(Task to complete):
Lines holding the string "laborales" are the ones to copy; find them all in the data.

[Source records]
------
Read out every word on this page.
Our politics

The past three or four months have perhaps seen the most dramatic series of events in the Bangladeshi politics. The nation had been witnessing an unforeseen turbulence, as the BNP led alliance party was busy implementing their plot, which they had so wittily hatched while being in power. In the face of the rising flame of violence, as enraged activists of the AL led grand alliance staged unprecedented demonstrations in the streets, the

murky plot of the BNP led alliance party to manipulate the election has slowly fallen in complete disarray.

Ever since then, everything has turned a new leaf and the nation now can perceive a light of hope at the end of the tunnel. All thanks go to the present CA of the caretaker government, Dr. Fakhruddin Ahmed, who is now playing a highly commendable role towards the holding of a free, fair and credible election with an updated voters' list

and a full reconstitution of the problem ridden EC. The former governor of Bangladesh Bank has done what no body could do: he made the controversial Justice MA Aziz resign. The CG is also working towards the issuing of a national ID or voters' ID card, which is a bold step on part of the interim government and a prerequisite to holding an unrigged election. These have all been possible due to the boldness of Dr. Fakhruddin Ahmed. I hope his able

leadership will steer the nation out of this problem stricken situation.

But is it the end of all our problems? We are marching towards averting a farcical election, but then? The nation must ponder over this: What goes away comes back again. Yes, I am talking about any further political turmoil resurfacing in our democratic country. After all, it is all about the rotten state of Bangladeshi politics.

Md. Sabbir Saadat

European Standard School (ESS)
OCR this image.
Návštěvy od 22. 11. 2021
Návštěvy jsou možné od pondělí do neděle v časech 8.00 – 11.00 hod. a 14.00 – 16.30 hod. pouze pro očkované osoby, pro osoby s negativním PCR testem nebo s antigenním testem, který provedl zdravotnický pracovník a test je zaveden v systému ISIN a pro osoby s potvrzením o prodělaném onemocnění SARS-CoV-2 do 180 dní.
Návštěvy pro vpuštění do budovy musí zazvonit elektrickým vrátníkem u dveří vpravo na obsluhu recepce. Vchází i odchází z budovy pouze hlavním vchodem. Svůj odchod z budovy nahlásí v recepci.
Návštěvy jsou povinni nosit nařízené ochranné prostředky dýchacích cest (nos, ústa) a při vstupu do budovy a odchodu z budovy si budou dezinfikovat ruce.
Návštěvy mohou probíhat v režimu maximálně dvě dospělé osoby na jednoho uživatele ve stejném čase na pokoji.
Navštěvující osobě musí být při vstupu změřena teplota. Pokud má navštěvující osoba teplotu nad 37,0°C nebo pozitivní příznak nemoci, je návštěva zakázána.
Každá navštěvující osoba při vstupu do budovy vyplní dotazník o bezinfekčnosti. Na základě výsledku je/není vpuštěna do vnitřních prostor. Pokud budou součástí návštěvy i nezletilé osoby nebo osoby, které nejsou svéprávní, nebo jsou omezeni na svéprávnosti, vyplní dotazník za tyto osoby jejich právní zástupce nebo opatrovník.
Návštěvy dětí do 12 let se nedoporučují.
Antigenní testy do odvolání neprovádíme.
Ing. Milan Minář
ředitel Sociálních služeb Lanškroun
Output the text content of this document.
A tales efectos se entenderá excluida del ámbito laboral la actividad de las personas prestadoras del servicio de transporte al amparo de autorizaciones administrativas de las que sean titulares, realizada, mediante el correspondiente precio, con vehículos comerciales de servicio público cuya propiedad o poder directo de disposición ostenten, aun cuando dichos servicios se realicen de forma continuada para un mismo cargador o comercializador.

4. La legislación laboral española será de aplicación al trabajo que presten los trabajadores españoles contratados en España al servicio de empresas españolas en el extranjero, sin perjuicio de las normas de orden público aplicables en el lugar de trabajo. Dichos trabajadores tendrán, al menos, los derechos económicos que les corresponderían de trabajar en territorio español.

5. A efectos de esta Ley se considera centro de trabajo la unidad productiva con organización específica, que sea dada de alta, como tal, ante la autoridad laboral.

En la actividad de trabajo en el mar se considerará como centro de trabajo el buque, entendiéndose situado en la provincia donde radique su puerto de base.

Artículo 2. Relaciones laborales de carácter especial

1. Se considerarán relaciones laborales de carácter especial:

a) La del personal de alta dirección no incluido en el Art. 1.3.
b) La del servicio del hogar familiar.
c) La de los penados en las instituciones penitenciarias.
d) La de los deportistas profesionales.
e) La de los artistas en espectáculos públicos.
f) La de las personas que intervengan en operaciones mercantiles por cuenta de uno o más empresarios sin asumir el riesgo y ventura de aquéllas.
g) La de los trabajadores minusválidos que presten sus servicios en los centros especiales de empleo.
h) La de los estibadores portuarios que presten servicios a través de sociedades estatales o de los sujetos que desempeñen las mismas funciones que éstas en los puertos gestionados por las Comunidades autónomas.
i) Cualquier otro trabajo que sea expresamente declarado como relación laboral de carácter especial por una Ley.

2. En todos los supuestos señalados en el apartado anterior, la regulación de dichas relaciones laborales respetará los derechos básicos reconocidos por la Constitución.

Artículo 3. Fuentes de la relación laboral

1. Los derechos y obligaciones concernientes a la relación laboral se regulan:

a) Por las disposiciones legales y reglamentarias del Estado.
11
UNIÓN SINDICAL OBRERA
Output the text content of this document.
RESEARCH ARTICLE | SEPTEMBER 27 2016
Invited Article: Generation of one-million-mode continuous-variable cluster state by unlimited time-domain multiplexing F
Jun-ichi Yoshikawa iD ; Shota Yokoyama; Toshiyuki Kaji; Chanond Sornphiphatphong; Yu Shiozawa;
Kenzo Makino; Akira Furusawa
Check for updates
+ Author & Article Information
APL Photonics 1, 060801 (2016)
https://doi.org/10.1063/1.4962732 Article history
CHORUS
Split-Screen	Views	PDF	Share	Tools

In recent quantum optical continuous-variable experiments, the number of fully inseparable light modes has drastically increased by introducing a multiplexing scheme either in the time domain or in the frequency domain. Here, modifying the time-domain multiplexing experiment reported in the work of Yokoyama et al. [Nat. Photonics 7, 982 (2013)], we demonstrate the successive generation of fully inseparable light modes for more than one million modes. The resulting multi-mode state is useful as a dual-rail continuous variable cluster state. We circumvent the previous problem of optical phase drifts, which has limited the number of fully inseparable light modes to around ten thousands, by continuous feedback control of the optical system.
------
(Output of the exercise):
Artículo 2. Relaciones laborales de carácter especial
1. Se considerarán relaciones laborales de carácter especial:
2. En todos los supuestos señalados en el apartado anterior, la regulación de dichas relaciones laborales respetará los derechos básicos reconocidos por la Constitución.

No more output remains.